**Aim**
Find each line in the items below that contains the word "millimeter", and copy those lines in full.

**Data in this exercise**

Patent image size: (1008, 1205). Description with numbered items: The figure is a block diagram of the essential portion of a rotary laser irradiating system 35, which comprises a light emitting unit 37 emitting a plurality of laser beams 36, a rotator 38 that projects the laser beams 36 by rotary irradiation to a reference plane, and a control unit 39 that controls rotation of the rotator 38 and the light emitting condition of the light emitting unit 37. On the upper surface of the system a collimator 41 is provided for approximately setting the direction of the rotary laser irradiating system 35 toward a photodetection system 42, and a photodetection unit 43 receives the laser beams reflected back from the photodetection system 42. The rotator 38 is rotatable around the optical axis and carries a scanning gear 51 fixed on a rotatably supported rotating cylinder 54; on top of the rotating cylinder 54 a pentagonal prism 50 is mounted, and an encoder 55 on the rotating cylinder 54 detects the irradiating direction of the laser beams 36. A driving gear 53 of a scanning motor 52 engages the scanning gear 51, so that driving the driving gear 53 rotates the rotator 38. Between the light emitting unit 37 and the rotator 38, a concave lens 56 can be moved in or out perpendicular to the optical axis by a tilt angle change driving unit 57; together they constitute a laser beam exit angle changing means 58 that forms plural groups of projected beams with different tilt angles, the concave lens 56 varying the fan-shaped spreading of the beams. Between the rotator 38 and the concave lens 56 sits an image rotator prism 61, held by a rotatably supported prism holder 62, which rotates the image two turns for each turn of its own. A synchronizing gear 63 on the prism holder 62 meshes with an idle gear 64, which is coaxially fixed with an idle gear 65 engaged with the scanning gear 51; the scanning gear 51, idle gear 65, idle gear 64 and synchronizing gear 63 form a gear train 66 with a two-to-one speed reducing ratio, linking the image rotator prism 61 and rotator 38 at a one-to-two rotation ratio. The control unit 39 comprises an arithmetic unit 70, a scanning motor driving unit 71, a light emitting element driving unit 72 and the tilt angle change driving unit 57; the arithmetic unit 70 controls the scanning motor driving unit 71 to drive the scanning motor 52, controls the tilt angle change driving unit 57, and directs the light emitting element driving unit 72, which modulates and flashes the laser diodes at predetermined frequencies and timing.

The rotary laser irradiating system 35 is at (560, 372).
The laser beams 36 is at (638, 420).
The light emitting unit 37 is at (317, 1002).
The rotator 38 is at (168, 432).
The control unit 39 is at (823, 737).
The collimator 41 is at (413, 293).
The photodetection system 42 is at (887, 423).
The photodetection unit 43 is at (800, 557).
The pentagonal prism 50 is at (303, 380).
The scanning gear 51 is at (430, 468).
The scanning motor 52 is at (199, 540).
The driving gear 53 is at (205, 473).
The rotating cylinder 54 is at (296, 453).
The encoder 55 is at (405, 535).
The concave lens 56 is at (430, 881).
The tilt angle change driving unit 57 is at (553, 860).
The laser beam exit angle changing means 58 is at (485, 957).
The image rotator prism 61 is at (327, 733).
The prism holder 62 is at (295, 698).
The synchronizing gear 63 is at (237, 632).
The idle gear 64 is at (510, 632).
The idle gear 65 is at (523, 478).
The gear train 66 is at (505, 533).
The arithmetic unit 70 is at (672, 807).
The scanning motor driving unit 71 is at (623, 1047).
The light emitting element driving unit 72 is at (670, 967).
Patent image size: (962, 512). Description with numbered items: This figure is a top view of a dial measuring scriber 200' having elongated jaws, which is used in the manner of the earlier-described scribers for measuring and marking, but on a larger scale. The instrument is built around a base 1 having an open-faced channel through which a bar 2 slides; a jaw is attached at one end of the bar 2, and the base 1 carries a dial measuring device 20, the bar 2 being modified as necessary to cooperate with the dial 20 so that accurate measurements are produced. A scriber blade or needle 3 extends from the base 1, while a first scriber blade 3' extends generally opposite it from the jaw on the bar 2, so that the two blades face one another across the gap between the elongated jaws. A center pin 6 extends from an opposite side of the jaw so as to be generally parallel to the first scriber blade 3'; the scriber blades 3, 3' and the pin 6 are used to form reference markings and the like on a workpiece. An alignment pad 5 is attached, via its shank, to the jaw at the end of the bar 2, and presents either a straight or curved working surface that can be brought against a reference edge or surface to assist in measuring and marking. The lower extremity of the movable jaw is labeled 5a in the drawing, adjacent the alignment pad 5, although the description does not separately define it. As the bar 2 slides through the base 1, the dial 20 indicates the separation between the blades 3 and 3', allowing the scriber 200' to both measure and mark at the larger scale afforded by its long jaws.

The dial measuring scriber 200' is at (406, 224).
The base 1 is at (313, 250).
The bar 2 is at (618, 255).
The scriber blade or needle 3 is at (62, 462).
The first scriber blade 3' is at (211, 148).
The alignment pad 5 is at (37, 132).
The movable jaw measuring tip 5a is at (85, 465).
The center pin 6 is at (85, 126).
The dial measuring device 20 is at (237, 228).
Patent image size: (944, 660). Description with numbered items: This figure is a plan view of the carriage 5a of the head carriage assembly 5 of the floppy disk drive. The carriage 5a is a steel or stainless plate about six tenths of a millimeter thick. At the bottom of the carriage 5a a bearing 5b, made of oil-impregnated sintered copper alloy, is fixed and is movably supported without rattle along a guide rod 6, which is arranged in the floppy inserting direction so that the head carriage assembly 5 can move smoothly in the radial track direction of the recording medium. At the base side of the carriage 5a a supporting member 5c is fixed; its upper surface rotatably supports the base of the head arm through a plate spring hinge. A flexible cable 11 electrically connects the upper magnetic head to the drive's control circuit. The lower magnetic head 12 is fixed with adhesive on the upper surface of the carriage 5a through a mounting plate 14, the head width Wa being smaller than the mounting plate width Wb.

**Solved exercise**
Patent image size: (944, 660). Description with numbered items: This figure is a plan view of the carriage 5a of the head carriage assembly 5 of the floppy disk drive. The carriage 5a is a steel or stainless plate about six tenths of a millimeter thick. At the bottom of the carriage 5a a bearing 5b, made of oil-impregnated sintered copper alloy, is fixed and is movably supported without rattle along a guide rod 6, which is arranged in the floppy inserting direction so that the head carriage assembly 5 can move smoothly in the radial track direction of the recording medium. At the base side of the carriage 5a a supporting member 5c is fixed; its upper surface rotatably supports the base of the head arm through a plate spring hinge. A flexible cable 11 electrically connects the upper magnetic head to the drive's control circuit. The lower magnetic head 12 is fixed with adhesive on the upper surface of the carriage 5a through a mounting plate 14, the head width Wa being smaller than the mounting plate width Wb.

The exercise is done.